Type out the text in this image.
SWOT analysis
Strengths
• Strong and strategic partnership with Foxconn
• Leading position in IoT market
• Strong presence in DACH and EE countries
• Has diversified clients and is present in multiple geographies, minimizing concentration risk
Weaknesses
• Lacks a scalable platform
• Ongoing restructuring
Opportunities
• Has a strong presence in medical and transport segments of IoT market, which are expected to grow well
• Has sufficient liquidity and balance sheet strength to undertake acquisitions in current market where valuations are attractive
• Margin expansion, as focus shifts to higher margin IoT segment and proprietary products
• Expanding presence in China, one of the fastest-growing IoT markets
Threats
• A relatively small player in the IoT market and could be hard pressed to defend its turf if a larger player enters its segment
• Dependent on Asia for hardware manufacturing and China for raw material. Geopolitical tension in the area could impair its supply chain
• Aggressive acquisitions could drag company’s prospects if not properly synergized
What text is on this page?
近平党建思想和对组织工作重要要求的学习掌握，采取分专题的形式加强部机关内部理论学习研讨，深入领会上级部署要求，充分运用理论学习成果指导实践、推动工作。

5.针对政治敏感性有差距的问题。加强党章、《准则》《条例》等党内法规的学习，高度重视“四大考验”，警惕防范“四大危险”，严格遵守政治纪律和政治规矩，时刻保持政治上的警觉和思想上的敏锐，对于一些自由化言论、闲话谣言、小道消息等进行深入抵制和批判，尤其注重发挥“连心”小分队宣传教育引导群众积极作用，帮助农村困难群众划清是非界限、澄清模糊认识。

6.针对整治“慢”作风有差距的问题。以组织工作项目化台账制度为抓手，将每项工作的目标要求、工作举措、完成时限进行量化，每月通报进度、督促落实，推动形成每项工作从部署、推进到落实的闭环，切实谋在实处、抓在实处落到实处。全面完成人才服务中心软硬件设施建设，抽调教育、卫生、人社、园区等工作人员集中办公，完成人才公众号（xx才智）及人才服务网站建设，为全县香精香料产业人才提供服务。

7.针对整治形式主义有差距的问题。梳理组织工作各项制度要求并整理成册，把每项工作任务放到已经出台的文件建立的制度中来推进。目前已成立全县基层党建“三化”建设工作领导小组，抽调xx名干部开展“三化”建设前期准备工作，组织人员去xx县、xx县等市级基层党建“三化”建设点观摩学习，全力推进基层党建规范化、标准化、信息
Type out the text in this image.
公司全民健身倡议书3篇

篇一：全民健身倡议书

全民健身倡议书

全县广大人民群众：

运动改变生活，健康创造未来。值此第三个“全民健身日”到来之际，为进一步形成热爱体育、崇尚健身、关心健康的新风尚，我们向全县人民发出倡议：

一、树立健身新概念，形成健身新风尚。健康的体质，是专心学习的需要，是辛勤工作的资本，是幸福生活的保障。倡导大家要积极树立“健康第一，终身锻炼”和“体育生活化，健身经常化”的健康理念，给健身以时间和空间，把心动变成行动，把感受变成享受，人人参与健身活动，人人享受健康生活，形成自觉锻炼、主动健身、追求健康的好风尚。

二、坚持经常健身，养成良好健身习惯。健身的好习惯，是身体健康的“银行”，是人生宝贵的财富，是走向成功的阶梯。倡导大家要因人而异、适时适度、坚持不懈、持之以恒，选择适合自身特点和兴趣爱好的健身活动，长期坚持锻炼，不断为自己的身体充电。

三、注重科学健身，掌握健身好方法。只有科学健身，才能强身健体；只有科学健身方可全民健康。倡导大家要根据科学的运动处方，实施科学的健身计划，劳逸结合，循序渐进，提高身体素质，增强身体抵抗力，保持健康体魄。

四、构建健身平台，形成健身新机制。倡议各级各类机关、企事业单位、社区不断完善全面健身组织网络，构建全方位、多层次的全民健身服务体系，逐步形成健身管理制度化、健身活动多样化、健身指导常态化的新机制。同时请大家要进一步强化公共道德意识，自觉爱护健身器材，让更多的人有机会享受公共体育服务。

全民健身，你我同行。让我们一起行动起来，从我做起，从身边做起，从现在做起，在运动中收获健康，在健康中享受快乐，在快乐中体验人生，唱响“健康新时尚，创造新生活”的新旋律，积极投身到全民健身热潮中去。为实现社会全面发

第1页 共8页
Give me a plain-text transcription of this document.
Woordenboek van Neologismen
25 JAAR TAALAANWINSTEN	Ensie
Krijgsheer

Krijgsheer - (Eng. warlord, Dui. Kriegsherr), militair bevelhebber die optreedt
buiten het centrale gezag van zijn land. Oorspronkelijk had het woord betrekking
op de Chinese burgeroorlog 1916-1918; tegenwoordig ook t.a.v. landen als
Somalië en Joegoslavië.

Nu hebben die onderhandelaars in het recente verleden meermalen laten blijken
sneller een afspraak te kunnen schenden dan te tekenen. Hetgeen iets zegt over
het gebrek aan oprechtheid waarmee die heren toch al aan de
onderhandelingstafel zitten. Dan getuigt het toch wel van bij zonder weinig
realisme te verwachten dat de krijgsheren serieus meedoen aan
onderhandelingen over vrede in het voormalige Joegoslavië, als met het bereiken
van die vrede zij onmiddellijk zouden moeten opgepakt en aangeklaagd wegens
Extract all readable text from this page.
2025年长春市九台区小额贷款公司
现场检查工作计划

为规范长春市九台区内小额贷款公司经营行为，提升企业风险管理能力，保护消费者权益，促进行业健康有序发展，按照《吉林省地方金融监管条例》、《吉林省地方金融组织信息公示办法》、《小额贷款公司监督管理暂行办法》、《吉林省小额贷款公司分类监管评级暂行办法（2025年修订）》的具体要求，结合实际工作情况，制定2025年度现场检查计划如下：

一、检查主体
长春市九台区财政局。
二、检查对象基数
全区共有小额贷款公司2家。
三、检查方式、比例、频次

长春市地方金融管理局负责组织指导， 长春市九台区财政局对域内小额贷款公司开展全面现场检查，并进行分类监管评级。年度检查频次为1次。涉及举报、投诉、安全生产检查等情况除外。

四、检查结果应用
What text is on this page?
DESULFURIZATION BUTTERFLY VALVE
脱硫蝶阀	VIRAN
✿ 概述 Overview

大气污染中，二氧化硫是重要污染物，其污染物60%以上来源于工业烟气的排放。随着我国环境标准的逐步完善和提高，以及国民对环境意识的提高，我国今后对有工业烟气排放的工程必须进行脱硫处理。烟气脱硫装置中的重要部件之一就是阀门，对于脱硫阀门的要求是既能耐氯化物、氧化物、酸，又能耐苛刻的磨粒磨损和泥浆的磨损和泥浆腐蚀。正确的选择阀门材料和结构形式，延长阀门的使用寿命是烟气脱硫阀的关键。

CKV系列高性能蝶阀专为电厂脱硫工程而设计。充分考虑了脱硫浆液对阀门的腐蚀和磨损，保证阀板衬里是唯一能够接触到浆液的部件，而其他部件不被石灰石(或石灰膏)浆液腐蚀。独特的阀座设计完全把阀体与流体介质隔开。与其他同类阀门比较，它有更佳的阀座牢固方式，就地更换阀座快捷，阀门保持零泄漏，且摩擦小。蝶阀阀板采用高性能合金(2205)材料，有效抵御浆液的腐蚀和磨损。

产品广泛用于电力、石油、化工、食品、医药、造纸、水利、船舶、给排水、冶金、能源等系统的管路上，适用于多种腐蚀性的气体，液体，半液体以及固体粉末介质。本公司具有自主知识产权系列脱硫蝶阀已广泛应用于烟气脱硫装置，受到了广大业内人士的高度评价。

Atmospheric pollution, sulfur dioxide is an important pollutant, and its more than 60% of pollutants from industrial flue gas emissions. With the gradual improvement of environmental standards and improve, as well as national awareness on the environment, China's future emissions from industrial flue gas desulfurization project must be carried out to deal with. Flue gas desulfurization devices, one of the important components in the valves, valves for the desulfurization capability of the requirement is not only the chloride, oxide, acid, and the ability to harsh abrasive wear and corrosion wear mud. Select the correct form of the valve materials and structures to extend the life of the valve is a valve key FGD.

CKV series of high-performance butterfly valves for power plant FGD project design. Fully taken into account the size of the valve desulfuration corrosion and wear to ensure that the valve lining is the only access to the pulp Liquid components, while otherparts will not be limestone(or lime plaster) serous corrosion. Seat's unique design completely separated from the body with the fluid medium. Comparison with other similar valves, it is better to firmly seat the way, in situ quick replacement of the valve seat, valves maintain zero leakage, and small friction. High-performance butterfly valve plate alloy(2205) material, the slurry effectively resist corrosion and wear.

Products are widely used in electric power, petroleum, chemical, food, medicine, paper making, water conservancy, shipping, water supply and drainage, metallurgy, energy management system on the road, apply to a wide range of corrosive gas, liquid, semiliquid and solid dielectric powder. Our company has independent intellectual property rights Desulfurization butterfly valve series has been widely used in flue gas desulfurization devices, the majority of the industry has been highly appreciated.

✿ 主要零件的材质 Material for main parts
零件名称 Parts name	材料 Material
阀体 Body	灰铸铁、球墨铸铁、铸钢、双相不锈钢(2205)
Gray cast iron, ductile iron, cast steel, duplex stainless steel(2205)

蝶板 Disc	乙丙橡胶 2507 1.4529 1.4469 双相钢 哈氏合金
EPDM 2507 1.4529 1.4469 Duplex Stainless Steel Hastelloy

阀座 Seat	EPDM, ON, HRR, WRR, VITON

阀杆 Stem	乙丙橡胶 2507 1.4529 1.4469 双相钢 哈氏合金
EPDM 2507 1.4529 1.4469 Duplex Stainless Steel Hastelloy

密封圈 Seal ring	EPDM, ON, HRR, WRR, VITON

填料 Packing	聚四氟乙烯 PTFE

■ **EXERCISE PROMPT**: Extract every line containing the string "Krijgsheer" from the material.

■ **SOLVED PROBLEM**:
Krijgsheer
Krijgsheer - (Eng. warlord, Dui. Kriegsherr), militair bevelhebber die optreedt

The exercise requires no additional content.